Report all lines holding "поголовья".

↓↓↓

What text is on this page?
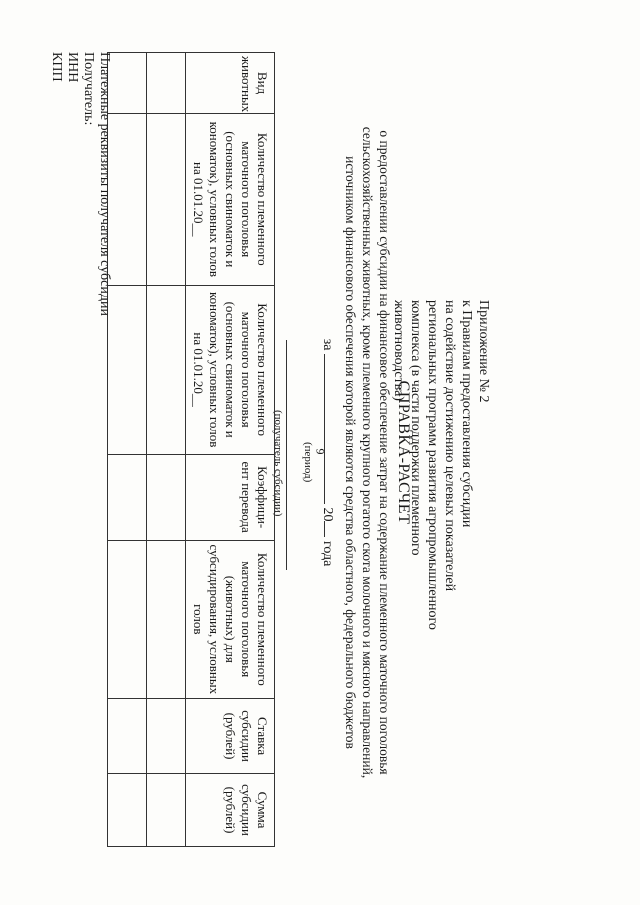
9
Приложение № 2
к Правилам предоставления субсидии
на содействие достижению целевых показателей
региональных программ развития агропромышленного
комплекса (в части поддержки племенного
животноводства)
СПРАВКА-РАСЧЕТ
о предоставлении субсидии на финансовое обеспечение затрат на содержание племенного маточного поголовья
сельскохозяйственных животных, кроме племенного крупного рогатого скота молочного и мясного направлений,
источником финансового обеспечения которой являются средства областного, федерального бюджетов
за  20 года
(период)
(получатель субсидии)
Вид животных	Количество племенного маточного поголовья (основных свиноматок и кономаток), условных голов на 01.01.20__	Количество племенного маточного поголовья (основных свиноматок и кономаток), условных голов на 01.01.20__	Коэффици-ент перевода	Количество племенного маточного поголовья (животных) для субсидирования, условных голов	Ставка субсидии (рублей)	Сумма субсидии (рублей)

Платежные реквизиты получателя субсидии
Получатель:
ИНН
КПП
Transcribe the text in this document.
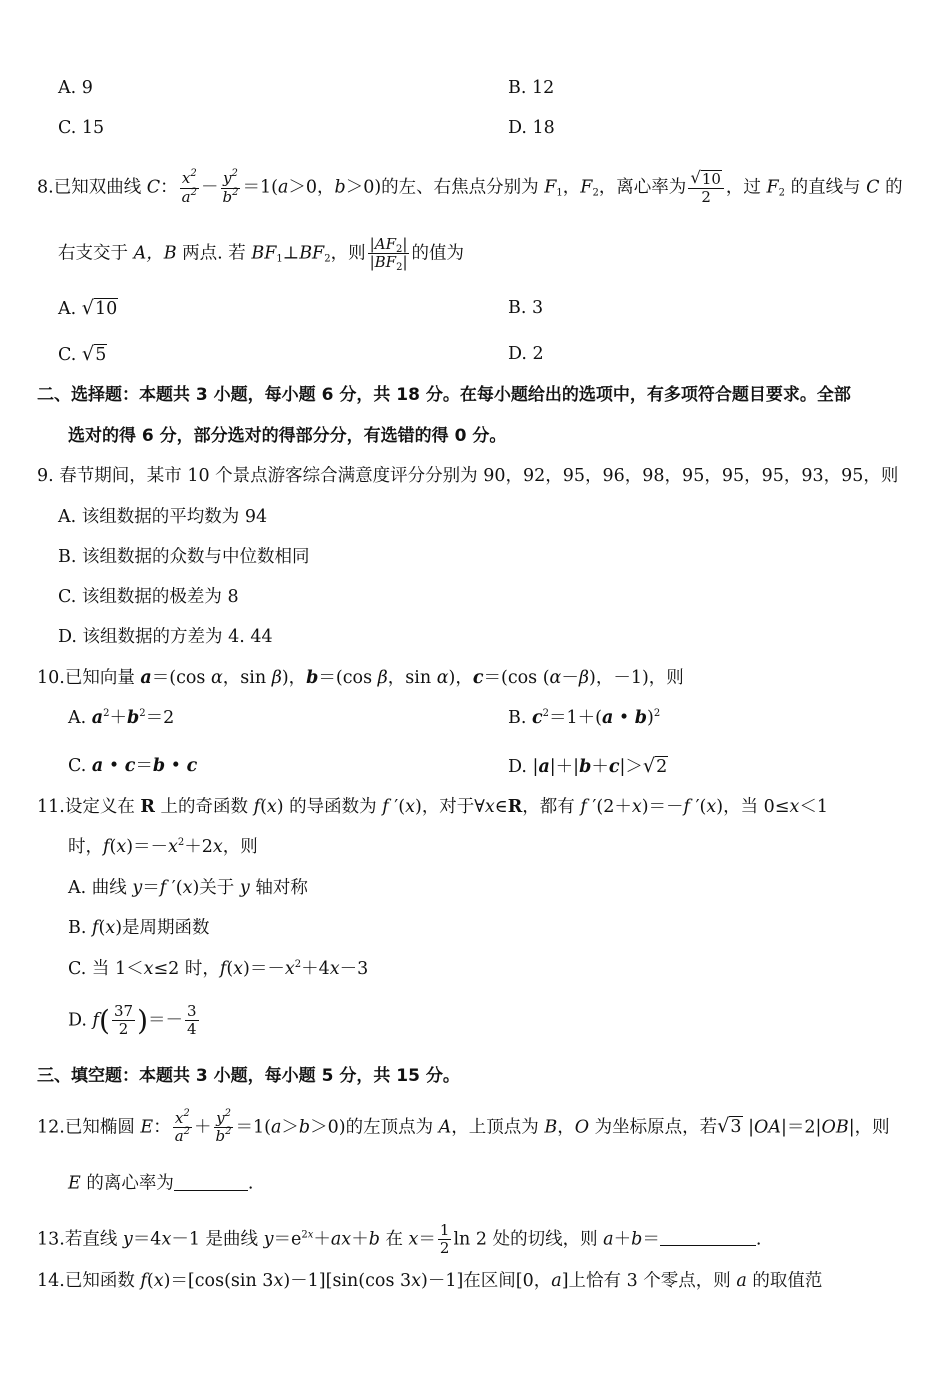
A. 9	B. 12
C. 15	D. 18
8.已知双曲线 C： $\frac{x^2}{a^2} - \frac{y^2}{b^2} =1(a>0$，b＞0)的左、右焦点分别为 $F_1$，$F_2$，离心率为 $\frac{√ 10}{2}$ ，过 $F_2$ 的直线与 C 的
右支交于 A，B 两点. 若 $BF_1\perp BF_2$，则 $\frac{|AF_2|}{|BF_2|}$ 的值为
A. √ 10	B. 3
C. √ 5	D. 2
二、选择题：本题共 3 小题，每小题 6 分，共 18 分。在每小题给出的选项中，有多项符合题目要求。全部
选对的得 6 分，部分选对的得部分分，有选错的得 0 分。
9. 春节期间，某市 10 个景点游客综合满意度评分分别为 90，92，95，96，98，95，95，95，93，95，则
A. 该组数据的平均数为 94
B. 该组数据的众数与中位数相同
C. 该组数据的极差为 8
D. 该组数据的方差为 4. 44
10.已知向量 a＝(cos α，sin β)，b＝(cos β，sin α)，c＝(cos (α－β)，－1)，则
A. $a^2+b^2=2$	B. $c^2=1+(a$ • b)$^2$
C. a • c＝b • c	D. |a|＋|b＋c|＞ √ 2
11.设定义在 R 上的奇函数 f(x) 的导函数为 f ′(x)，对于∀x∈R，都有 f ′(2＋x)＝－f ′(x)，当 0≤x＜1
时，$f(x)=-x^2+2x$，则
A. 曲线 y＝f ′(x)关于 y 轴对称
B. f(x)是周期函数
C. 当 1＜x≤2 时，$f(x)=-x^2+4x-3$
D. $f( \frac{37}{2}$ )＝－ $\frac{3}{4}$
三、填空题：本题共 3 小题，每小题 5 分，共 15 分。
12.已知椭圆 E： $\frac{x^2}{a^2} + \frac{y^2}{b^2} =1(a>b>0)$的左顶点为 A，上顶点为 B，O 为坐标原点，若 √ 3 |OA|＝2|OB|，则
E 的离心率为	.
13.若直线 y＝4x－1 是曲线 $y=e^{2x}+ax+b$ 在 $x= \frac{1}{2}$ ln 2 处的切线，则 a＋b＝	.
14.已知函数 f(x)＝[cos(sin 3x)－1][sin(cos 3x)－1]在区间[0，a]上恰有 3 个零点，则 a 的取值范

↑↑↑

> [The response]
о предоставлении субсидии на финансовое обеспечение затрат на содержание племенного маточного поголовья
Вид животных	Количество племенного маточного поголовья (основных свиноматок и кономаток), условных голов на 01.01.20__	Количество племенного маточного поголовья (основных свиноматок и кономаток), условных голов на 01.01.20__	Коэффици-ент перевода	Количество племенного маточного поголовья (животных) для субсидирования, условных голов	Ставка субсидии (рублей)	Сумма субсидии (рублей)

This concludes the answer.